• _Problem requirements_: Read the records and gather each line that includes "What".

Recorded data
☆ ☆ ☆ ☆ ☆ ☆ ☆
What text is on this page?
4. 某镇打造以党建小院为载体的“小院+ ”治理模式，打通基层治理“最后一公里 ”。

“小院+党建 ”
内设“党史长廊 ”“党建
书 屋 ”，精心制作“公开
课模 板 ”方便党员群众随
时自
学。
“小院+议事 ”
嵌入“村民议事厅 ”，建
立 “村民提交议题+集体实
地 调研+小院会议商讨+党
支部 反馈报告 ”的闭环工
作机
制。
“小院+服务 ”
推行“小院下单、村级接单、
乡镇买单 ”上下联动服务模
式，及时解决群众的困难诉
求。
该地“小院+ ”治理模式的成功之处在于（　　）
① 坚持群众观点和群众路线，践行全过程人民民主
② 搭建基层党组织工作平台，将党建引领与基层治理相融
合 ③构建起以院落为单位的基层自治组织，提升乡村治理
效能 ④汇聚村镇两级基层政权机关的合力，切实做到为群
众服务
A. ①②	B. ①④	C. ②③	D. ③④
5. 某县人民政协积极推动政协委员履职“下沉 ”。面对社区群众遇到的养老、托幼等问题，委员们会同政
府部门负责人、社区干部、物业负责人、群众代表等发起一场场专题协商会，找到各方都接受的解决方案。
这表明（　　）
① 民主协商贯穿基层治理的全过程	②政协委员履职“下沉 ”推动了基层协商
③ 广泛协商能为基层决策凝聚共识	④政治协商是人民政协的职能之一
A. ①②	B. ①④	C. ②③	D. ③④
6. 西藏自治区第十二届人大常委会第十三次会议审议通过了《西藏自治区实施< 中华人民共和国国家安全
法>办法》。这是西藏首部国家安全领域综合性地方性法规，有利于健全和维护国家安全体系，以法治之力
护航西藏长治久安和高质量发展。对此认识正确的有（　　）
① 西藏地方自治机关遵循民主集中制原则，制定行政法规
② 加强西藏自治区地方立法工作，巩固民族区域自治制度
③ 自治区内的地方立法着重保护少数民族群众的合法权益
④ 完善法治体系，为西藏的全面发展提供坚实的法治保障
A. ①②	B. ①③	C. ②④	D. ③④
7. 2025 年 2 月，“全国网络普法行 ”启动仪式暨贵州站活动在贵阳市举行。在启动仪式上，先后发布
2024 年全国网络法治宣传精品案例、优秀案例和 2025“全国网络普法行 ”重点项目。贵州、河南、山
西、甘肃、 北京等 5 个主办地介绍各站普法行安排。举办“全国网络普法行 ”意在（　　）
☆ ☆ ☆ ☆ ☆ ☆ ☆
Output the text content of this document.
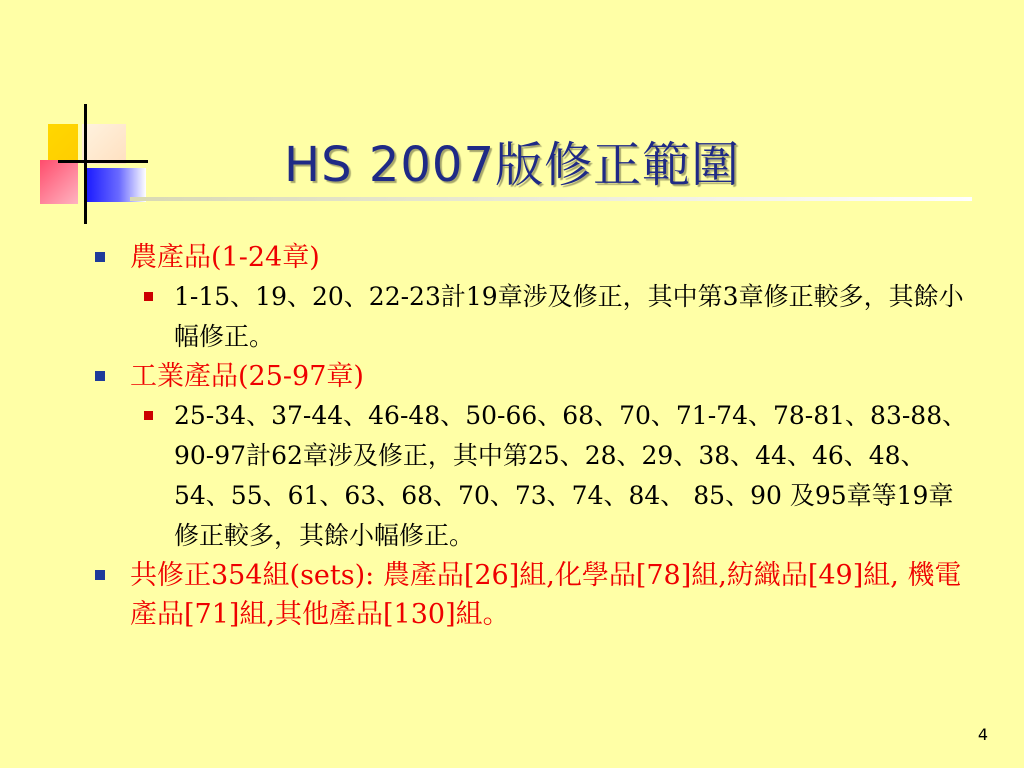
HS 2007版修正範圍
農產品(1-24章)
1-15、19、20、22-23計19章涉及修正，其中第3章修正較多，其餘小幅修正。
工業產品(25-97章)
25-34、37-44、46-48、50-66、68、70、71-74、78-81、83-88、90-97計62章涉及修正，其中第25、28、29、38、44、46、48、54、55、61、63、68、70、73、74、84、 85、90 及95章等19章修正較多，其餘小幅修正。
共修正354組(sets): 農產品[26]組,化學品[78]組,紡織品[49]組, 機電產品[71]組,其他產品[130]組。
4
☆ ☆ ☆ ☆ ☆ ☆ ☆
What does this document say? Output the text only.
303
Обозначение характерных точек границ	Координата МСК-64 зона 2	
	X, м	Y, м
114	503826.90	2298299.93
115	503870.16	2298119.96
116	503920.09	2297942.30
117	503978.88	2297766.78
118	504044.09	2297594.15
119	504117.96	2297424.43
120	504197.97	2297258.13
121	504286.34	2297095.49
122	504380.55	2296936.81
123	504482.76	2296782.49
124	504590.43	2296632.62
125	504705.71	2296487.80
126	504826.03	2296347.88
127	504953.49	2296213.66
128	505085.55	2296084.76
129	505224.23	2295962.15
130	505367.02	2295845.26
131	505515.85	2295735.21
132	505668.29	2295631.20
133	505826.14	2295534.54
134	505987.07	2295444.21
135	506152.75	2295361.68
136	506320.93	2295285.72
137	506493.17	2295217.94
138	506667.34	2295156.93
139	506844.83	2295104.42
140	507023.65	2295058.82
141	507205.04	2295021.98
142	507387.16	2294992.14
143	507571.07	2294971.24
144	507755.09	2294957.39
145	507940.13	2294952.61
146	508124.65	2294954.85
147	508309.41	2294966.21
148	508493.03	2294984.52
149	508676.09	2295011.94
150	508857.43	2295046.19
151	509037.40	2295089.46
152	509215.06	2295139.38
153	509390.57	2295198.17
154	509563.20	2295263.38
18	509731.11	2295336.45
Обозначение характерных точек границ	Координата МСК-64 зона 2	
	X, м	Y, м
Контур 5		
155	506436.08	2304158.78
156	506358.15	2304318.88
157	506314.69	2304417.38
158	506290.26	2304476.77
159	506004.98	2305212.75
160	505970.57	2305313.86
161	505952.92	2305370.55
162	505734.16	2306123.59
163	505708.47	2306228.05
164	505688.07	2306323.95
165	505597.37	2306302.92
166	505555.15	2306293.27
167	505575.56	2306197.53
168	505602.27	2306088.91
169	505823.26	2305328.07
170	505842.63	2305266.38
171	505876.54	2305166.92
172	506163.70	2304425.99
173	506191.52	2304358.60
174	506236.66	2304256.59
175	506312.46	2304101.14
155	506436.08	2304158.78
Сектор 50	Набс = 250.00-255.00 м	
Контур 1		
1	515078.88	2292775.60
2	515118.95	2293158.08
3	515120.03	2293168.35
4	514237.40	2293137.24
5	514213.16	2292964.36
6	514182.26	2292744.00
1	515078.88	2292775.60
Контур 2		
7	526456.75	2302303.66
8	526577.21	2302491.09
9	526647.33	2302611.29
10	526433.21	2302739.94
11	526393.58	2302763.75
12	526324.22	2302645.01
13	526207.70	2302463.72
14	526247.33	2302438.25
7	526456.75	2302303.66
☆ ☆ ☆ ☆ ☆ ☆ ☆
• _Task output_:
What text is on this page?
What does this document say? Output the text only.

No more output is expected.